◆ Tekst do czytania
Pomógł: 42 razy Wiek: 58 Dołączył: 04 Mar 2006 Posty: 4309 Piwa: 76/53 Skąd: wieluń
Wysłany: 2010-06-11, 09:51
Spooky napisał/a:
W przypadku kolegi ten mandat jeszcze miał jakieś podstawy, bo on miał słabo świecące światło tylne, brak światła przedniego i nie wystawił ręki podczas skrętu w prawo.
Musisz przyznać, że to jest solidna podstawa do interwencji, prawda?
Chociaż z drugiej strony, masz sporo racji i jest to niestety fakt, który źle wpływa na wizerunek policji.
Spooky napisał/a:
... ludzie boją się chodzić przez park, pod sklepami nocnymi młodzież zaczepia spokojnych przechodniów, a kosze na śmieci lądują na ulicach - to policji nie obchodzi, oni wolą przyczepić się do tych, z którymi nie będzie problemów i którzy nie zrobią im żadnej krzywdy!
_________________ Im dłużej poznaję ludzi, tym bardziej kocham zwierzęta.
Pomógł: 18 razy Wiek: 33 Dołączył: 25 Maj 2007 Posty: 1578 Otrzymał 8 piw(a) Skąd: Wieluń
Wysłany: 2010-06-11, 10:20
miko 005 napisał/a:
Spooky napisał/a:
W przypadku kolegi ten mandat jeszcze miał jakieś podstawy, bo on miał słabo świecące światło tylne, brak światła przedniego i nie wystawił ręki podczas skrętu w prawo.
Musisz przyznać, że to jest solidna podstawa do interwencji, prawda?
Owszem, jest to solidna podstawa do interwencji. Ale - co ciekawe - oboje dostaliśmy mandaty tylko za tą feralną jazdę po chodniku i oba były w takiej samej wysokości, mimo iż ja miałem pełne, w 100% sprawne oświetlenie.
Chciałbym jeszcze raz zaznaczyć, że to chodnik pod moim blokiem i właśnie w tej chwili jeżdżą po nim i parkują na nim SAMOCHODY, uniemożliwiając przejście przechodniom. I co robi policja w tej sprawie? NIC. Czy przejeżdżając zatem 15m po chodniku podczas nocy, kiedy nie było na chodniku absolutnie żadnych pieszych, a ja po prostu wyjeżdżałem ze swojego bloku, stwarzałem tak wielkie zagrożenie, że należało mnie ukarać mandatem? Ciekawe z czego mam ten mandat zapłacić, skoro nie pracuję, bo jestem uczniem!
[ Dodano: 11 Czerwiec 2010, 21:46 ]
Prawo o ruchu drogowym reguluje to tak:
"Art. 33 ust. 1a.*W razie braku drogi dla rowerów lub drogi dla rowerów i pieszych kierujący rowerem jednośladowym jest obowiązany korzystać z pobocza, z zastrzeżeniem art. 16 ust. 5, a jeżeli nie jest to możliwe - z jezdni.

◆ Udostępnione dane
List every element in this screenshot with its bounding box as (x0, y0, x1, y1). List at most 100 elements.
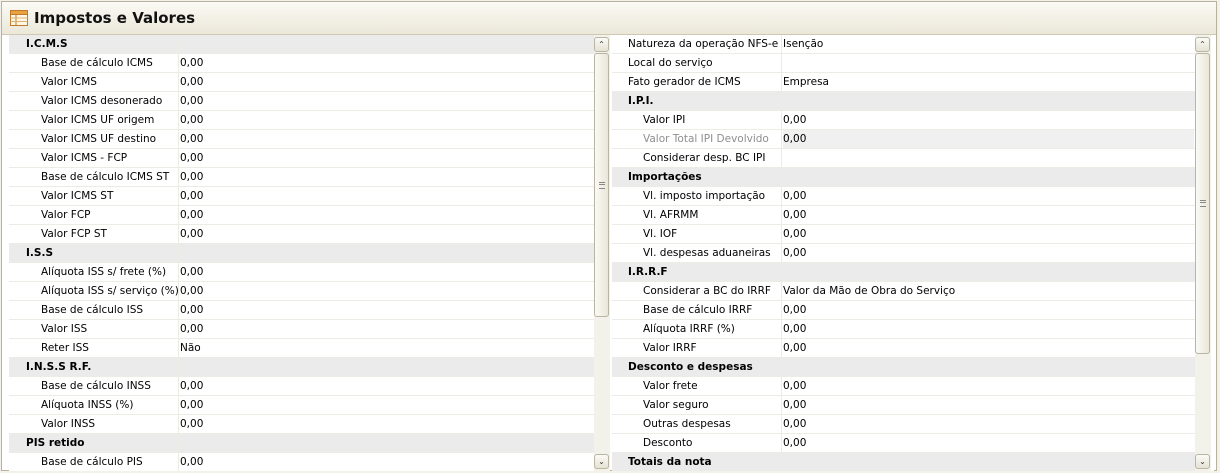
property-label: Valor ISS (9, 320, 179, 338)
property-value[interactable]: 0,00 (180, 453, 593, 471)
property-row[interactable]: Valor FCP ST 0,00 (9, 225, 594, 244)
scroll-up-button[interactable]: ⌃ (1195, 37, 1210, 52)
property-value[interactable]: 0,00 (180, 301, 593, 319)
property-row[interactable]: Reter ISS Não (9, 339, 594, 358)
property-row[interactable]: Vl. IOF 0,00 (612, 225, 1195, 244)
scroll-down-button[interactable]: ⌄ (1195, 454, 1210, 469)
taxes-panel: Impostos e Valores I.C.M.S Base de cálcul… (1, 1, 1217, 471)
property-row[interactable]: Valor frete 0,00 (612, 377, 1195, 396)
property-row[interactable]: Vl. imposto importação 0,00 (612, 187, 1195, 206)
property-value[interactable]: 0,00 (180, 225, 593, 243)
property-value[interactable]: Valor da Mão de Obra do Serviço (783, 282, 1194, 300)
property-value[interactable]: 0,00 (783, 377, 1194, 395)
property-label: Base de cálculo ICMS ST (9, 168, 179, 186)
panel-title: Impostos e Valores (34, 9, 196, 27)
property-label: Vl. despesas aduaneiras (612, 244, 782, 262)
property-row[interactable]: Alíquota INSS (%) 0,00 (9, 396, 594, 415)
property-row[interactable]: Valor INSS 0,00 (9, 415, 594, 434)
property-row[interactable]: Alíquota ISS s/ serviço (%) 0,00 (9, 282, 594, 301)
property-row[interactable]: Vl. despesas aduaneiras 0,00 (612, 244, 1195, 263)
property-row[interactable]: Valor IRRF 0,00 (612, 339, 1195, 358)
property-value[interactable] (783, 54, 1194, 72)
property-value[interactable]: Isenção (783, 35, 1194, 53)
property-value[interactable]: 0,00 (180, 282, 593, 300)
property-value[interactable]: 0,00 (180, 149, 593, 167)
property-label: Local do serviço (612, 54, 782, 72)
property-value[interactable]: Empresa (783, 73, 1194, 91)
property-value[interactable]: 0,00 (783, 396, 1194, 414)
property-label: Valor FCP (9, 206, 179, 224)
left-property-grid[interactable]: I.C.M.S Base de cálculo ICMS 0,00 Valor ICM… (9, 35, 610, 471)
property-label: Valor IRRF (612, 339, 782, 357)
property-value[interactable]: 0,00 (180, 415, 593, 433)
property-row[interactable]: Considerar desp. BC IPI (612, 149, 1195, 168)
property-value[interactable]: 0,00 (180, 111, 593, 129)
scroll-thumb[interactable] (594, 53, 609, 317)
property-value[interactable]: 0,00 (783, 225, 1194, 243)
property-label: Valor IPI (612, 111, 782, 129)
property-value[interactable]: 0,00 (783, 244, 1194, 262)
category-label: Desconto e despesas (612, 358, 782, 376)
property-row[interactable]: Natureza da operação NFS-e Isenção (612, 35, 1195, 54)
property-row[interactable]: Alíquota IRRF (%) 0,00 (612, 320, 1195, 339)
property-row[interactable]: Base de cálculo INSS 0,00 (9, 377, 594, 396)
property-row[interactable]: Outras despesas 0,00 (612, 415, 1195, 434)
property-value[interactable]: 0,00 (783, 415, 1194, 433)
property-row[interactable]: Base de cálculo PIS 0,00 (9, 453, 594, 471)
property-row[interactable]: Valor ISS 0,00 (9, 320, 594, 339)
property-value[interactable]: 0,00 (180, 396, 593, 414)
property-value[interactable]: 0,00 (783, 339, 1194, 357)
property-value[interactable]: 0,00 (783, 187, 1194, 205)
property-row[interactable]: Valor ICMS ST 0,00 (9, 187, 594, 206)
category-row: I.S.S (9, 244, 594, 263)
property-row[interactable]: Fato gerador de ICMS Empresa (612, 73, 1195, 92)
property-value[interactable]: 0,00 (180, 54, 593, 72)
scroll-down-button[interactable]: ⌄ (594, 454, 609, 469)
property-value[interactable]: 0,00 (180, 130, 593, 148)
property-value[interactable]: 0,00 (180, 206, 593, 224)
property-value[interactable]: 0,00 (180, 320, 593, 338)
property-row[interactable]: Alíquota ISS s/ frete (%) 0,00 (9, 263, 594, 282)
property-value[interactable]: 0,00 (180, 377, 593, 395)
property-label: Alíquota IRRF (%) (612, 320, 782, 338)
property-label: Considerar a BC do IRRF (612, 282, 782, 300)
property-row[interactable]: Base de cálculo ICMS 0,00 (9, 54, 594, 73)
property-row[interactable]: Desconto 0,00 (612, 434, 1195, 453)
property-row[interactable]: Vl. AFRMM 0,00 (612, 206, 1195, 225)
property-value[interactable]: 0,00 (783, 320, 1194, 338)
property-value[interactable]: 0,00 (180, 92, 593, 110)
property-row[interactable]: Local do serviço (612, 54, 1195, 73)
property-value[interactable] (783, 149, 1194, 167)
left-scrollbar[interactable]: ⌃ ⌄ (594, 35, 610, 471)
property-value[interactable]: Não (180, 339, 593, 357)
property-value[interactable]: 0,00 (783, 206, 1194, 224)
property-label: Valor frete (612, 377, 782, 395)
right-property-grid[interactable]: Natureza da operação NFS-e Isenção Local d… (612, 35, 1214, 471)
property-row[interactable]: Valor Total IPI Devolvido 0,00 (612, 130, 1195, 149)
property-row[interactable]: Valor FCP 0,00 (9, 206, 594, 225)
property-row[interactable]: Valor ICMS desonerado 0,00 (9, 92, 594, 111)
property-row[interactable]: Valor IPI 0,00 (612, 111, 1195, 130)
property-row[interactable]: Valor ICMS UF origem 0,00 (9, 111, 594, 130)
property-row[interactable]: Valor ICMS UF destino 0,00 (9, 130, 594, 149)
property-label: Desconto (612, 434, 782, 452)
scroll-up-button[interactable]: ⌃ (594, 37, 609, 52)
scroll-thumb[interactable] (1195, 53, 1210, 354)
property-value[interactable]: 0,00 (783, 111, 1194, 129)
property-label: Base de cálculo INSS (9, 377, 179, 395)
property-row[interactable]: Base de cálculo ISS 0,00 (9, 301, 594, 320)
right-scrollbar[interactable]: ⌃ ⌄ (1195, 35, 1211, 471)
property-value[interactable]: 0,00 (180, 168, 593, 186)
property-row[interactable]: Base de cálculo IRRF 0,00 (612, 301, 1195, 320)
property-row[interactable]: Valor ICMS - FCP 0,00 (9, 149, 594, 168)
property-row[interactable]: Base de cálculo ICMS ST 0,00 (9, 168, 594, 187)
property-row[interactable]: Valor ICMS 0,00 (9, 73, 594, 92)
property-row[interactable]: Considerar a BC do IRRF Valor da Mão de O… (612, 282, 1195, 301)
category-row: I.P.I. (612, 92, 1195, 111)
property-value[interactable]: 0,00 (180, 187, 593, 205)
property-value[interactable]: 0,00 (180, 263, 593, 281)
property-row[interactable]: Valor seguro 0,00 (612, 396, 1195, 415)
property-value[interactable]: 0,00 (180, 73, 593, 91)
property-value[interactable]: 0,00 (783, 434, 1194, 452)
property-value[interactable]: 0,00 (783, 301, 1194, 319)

---

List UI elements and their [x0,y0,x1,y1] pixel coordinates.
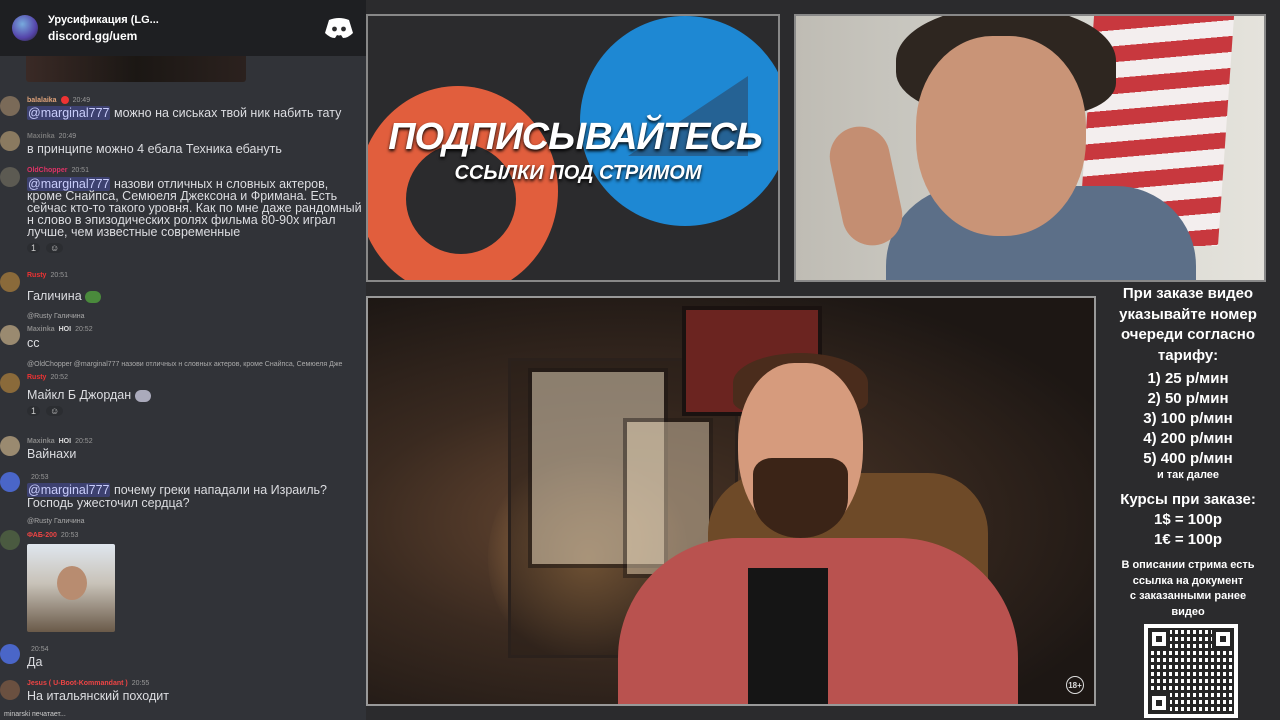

◆ Zadania do wykonania
#1 Przepisz dosłownie fragment tekstu o mandatach dla rowerzystów od słów „Owszem, jest to” aż do słów „bo jestem uczniem!” włącznie.
#2 Kontynuuj tekst o mandatach dla rowerzystów, zaczynając zaraz po jego ostatnim zdaniu.

◆ Odpowiedzi do zadań
#1
Owszem, jest to solidna podstawa do interwencji. Ale - co ciekawe - oboje dostaliśmy mandaty tylko za tą feralną jazdę po chodniku i oba były w takiej samej wysokości, mimo iż ja miałem pełne, w 100% sprawne oświetlenie.
Chciałbym jeszcze raz zaznaczyć, że to chodnik pod moim blokiem i właśnie w tej chwili jeżdżą po nim i parkują na nim SAMOCHODY, uniemożliwiając przejście przechodniom. I co robi policja w tej sprawie? NIC. Czy przejeżdżając zatem 15m po chodniku podczas nocy, kiedy nie było na chodniku absolutnie żadnych pieszych, a ja po prostu wyjeżdżałem ze swojego bloku, stwarzałem tak wielkie zagrożenie, że należało mnie ukarać mandatem? Ciekawe z czego mam ten mandat zapłacić, skoro nie pracuję, bo jestem uczniem!

#2
2.*Dziecko w wieku do 7 lat może być przewożone na rowerze, pod warunkiem że jest ono umieszczone na dodatkowym siodełku zapewniającym bezpieczną jazdę.
3.*(...)
5.*Korzystanie z chodnika lub drogi dla pieszych przez kierującego rowerem jednośladowym jest dozwolone wyjątkowo, gdy:
1) opiekuje się on osobą w wieku do lat 10 kierującą rowerem lub
2) szerokość chodnika wzdłuż drogi, po której ruch pojazdów jest dozwolony z prędkością większą niż 50 km/h, wynosi co najmniej 2 m i brakuje wydzielonej drogi dla rowerów.
6.*Kierujący rowerem, korzystając z chodnika lub drogi dla pieszych, jest obowiązany jechać powoli, zachować szczególną ostrożność i ustępować miejsca pieszym.
7.*Kierujący rowerem może jechać lewą stroną jezdni na zasadach określonych dla ruchu pieszych w przepisach art. 11 ust. 1-3, jeżeli opiekuje się on osobą kierującą rowerem w wieku do lat 10."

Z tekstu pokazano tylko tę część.